Records for this exercise:
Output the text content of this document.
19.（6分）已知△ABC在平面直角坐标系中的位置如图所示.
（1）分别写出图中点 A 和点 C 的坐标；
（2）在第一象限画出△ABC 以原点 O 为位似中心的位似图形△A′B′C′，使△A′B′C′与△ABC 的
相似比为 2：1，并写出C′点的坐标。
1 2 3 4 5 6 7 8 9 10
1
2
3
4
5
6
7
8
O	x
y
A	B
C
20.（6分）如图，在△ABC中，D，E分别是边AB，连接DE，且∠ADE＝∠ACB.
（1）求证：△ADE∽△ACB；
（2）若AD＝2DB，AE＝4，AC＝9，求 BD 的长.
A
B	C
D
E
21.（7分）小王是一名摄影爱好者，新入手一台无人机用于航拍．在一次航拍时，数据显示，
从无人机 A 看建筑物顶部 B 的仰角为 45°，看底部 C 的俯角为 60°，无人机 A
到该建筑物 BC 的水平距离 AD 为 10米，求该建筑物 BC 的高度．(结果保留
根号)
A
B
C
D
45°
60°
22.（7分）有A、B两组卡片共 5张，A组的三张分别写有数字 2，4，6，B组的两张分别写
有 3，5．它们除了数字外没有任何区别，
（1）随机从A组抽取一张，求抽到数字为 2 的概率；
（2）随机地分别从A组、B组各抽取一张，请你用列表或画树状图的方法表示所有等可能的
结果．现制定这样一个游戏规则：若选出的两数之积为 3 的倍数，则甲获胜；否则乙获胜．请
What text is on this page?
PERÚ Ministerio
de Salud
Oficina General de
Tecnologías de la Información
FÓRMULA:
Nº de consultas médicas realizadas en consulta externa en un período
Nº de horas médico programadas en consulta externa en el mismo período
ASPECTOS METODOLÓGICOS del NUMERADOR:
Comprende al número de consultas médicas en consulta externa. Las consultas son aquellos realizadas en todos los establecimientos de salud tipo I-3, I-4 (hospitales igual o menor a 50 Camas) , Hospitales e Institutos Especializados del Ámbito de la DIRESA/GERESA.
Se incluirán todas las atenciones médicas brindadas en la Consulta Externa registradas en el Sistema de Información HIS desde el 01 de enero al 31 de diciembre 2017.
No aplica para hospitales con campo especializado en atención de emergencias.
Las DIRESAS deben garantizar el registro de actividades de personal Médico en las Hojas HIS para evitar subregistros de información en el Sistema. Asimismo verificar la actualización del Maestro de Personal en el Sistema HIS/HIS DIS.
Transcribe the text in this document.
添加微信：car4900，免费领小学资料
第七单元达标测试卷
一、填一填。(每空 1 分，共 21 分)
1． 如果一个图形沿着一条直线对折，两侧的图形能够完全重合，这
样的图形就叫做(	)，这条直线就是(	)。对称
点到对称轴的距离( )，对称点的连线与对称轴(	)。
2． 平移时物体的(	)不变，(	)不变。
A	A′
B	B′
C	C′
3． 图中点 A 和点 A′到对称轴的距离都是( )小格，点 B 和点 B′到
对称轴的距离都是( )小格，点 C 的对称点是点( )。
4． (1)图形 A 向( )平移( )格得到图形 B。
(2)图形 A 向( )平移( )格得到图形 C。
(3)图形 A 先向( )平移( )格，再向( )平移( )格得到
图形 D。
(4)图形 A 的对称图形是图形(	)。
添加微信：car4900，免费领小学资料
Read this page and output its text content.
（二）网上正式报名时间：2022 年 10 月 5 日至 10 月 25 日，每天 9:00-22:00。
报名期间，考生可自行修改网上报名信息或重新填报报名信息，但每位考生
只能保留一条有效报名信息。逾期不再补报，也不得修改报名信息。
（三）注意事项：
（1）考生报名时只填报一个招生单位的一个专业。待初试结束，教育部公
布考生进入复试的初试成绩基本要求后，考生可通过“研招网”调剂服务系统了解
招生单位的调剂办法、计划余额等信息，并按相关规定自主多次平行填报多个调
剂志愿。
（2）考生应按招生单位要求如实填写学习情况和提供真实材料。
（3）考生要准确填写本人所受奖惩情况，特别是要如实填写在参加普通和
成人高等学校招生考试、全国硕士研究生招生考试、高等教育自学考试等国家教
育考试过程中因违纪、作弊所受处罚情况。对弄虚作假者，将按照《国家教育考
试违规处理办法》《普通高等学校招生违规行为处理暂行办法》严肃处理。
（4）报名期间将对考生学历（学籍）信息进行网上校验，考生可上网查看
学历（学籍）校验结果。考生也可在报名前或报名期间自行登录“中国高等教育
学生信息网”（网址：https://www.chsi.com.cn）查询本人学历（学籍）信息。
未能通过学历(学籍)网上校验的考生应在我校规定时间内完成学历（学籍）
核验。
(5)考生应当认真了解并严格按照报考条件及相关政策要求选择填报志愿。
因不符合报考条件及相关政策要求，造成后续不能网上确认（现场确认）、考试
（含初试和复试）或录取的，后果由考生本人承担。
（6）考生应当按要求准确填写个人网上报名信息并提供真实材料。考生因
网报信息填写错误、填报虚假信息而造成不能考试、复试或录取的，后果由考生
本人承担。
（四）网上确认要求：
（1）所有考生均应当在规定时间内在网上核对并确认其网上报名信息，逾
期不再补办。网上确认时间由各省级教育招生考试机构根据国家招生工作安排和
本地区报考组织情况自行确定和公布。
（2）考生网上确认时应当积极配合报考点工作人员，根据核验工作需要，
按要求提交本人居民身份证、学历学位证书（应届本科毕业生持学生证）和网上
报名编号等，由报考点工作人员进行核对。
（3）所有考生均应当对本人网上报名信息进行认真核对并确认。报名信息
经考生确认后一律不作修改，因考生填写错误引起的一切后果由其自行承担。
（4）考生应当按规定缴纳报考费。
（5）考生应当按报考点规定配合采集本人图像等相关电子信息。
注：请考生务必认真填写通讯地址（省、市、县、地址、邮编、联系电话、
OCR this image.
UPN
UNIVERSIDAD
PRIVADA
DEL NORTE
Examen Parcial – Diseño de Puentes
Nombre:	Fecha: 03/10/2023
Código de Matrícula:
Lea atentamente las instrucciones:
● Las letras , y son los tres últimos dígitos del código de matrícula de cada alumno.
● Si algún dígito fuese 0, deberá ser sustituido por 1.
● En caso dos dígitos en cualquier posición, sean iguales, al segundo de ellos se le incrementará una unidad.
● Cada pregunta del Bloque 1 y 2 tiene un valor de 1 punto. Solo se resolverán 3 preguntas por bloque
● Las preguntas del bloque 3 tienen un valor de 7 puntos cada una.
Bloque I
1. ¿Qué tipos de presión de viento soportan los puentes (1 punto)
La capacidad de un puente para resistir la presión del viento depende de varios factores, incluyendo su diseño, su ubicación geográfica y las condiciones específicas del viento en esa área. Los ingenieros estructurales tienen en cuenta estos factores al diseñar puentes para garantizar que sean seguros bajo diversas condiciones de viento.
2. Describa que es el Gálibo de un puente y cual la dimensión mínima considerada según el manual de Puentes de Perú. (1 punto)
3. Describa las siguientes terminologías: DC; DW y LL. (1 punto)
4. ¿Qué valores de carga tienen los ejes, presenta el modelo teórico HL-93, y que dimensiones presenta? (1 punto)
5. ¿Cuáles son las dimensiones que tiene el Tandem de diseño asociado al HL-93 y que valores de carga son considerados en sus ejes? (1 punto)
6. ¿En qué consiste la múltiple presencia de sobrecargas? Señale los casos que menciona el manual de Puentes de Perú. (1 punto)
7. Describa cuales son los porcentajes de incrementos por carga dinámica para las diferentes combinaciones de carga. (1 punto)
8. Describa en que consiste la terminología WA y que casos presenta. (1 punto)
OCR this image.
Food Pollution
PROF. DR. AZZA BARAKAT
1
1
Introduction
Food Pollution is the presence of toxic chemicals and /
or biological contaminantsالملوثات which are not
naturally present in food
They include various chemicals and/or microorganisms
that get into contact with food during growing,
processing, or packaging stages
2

Aim: Only lines with the word "page" are wanted, so copy each one from the records.

The completed task:
What text is on this page?
Read this page and output its text content.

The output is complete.